▸ Task prompt
Print the listing below exactly.

- - -

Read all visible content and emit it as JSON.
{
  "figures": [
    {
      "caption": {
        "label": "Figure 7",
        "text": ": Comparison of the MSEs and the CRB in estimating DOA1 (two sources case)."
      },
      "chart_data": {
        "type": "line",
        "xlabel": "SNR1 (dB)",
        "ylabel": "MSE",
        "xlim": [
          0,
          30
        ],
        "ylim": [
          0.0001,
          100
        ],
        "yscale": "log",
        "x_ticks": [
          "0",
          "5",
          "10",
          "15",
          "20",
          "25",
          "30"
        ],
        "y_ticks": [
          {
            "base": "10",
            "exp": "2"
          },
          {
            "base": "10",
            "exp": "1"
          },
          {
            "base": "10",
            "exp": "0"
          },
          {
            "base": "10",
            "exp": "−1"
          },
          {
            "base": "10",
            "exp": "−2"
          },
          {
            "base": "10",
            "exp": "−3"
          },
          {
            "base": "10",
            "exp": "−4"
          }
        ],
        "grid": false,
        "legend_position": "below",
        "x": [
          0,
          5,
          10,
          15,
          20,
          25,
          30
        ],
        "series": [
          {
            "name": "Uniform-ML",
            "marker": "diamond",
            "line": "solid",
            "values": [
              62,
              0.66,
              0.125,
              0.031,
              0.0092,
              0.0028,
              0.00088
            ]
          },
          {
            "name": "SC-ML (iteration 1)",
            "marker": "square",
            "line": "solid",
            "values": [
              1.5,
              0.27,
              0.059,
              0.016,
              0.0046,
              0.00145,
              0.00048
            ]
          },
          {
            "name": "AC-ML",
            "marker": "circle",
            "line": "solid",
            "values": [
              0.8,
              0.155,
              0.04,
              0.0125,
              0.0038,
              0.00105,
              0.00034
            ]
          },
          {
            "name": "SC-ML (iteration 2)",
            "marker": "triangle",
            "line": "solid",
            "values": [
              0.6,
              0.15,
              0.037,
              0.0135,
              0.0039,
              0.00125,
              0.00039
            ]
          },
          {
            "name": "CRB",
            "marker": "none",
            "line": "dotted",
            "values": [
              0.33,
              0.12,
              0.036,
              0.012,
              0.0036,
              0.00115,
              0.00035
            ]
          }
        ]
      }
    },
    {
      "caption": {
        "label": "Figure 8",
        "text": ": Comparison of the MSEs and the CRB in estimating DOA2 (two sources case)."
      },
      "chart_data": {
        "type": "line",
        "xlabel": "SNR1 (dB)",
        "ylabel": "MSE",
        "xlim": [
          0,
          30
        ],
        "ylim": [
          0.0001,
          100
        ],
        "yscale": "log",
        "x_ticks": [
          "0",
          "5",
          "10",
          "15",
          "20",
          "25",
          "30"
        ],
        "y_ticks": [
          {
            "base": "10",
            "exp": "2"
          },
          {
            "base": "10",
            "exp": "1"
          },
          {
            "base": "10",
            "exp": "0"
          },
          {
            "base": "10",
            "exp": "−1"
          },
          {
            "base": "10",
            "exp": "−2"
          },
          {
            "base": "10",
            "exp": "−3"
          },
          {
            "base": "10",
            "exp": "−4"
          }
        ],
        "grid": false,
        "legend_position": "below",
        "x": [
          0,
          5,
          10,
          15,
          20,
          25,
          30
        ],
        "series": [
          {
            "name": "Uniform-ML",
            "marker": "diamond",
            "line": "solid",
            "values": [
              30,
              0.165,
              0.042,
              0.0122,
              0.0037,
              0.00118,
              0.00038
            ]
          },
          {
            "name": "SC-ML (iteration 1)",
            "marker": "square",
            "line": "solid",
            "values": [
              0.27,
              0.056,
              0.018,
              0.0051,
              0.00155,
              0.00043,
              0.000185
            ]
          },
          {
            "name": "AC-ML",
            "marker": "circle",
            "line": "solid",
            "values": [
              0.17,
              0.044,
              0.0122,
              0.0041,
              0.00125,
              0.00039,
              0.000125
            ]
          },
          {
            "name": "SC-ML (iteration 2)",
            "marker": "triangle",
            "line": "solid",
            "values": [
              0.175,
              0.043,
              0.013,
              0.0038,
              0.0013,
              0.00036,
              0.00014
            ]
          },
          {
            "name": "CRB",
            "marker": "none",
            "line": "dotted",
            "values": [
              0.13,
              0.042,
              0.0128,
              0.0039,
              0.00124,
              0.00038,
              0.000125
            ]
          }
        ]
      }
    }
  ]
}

- - -

▸ The response
Read all visible content and emit it as JSON.
{
  "figures": [
    {
      "caption": {
        "label": "Figure 7",
        "text": ": Comparison of the MSEs and the CRB in estimating DOA1 (two sources case)."
      },
      "chart_data": {
        "type": "line",
        "xlabel": "SNR1 (dB)",
        "ylabel": "MSE",
        "xlim": [
          0,
          30
        ],
        "ylim": [
          0.0001,
          100
        ],
        "yscale": "log",
        "x_ticks": [
          "0",
          "5",
          "10",
          "15",
          "20",
          "25",
          "30"
        ],
        "y_ticks": [
          {
            "base": "10",
            "exp": "2"
          },
          {
            "base": "10",
            "exp": "1"
          },
          {
            "base": "10",
            "exp": "0"
          },
          {
            "base": "10",
            "exp": "−1"
          },
          {
            "base": "10",
            "exp": "−2"
          },
          {
            "base": "10",
            "exp": "−3"
          },
          {
            "base": "10",
            "exp": "−4"
          }
        ],
        "grid": false,
        "legend_position": "below",
        "x": [
          0,
          5,
          10,
          15,
          20,
          25,
          30
        ],
        "series": [
          {
            "name": "Uniform-ML",
            "marker": "diamond",
            "line": "solid",
            "values": [
              62,
              0.66,
              0.125,
              0.031,
              0.0092,
              0.0028,
              0.00088
            ]
          },
          {
            "name": "SC-ML (iteration 1)",
            "marker": "square",
            "line": "solid",
            "values": [
              1.5,
              0.27,
              0.059,
              0.016,
              0.0046,
              0.00145,
              0.00048
            ]
          },
          {
            "name": "AC-ML",
            "marker": "circle",
            "line": "solid",
            "values": [
              0.8,
              0.155,
              0.04,
              0.0125,
              0.0038,
              0.00105,
              0.00034
            ]
          },
          {
            "name": "SC-ML (iteration 2)",
            "marker": "triangle",
            "line": "solid",
            "values": [
              0.6,
              0.15,
              0.037,
              0.0135,
              0.0039,
              0.00125,
              0.00039
            ]
          },
          {
            "name": "CRB",
            "marker": "none",
            "line": "dotted",
            "values": [
              0.33,
              0.12,
              0.036,
              0.012,
              0.0036,
              0.00115,
              0.00035
            ]
          }
        ]
      }
    },
    {
      "caption": {
        "label": "Figure 8",
        "text": ": Comparison of the MSEs and the CRB in estimating DOA2 (two sources case)."
      },
      "chart_data": {
        "type": "line",
        "xlabel": "SNR1 (dB)",
        "ylabel": "MSE",
        "xlim": [
          0,
          30
        ],
        "ylim": [
          0.0001,
          100
        ],
        "yscale": "log",
        "x_ticks": [
          "0",
          "5",
          "10",
          "15",
          "20",
          "25",
          "30"
        ],
        "y_ticks": [
          {
            "base": "10",
            "exp": "2"
          },
          {
            "base": "10",
            "exp": "1"
          },
          {
            "base": "10",
            "exp": "0"
          },
          {
            "base": "10",
            "exp": "−1"
          },
          {
            "base": "10",
            "exp": "−2"
          },
          {
            "base": "10",
            "exp": "−3"
          },
          {
            "base": "10",
            "exp": "−4"
          }
        ],
        "grid": false,
        "legend_position": "below",
        "x": [
          0,
          5,
          10,
          15,
          20,
          25,
          30
        ],
        "series": [
          {
            "name": "Uniform-ML",
            "marker": "diamond",
            "line": "solid",
            "values": [
              30,
              0.165,
              0.042,
              0.0122,
              0.0037,
              0.00118,
              0.00038
            ]
          },
          {
            "name": "SC-ML (iteration 1)",
            "marker": "square",
            "line": "solid",
            "values": [
              0.27,
              0.056,
              0.018,
              0.0051,
              0.00155,
              0.00043,
              0.000185
            ]
          },
          {
            "name": "AC-ML",
            "marker": "circle",
            "line": "solid",
            "values": [
              0.17,
              0.044,
              0.0122,
              0.0041,
              0.00125,
              0.00039,
              0.000125
            ]
          },
          {
            "name": "SC-ML (iteration 2)",
            "marker": "triangle",
            "line": "solid",
            "values": [
              0.175,
              0.043,
              0.013,
              0.0038,
              0.0013,
              0.00036,
              0.00014
            ]
          },
          {
            "name": "CRB",
            "marker": "none",
            "line": "dotted",
            "values": [
              0.13,
              0.042,
              0.0128,
              0.0039,
              0.00124,
              0.00038,
              0.000125
            ]
          }
        ]
      }
    }
  ]
}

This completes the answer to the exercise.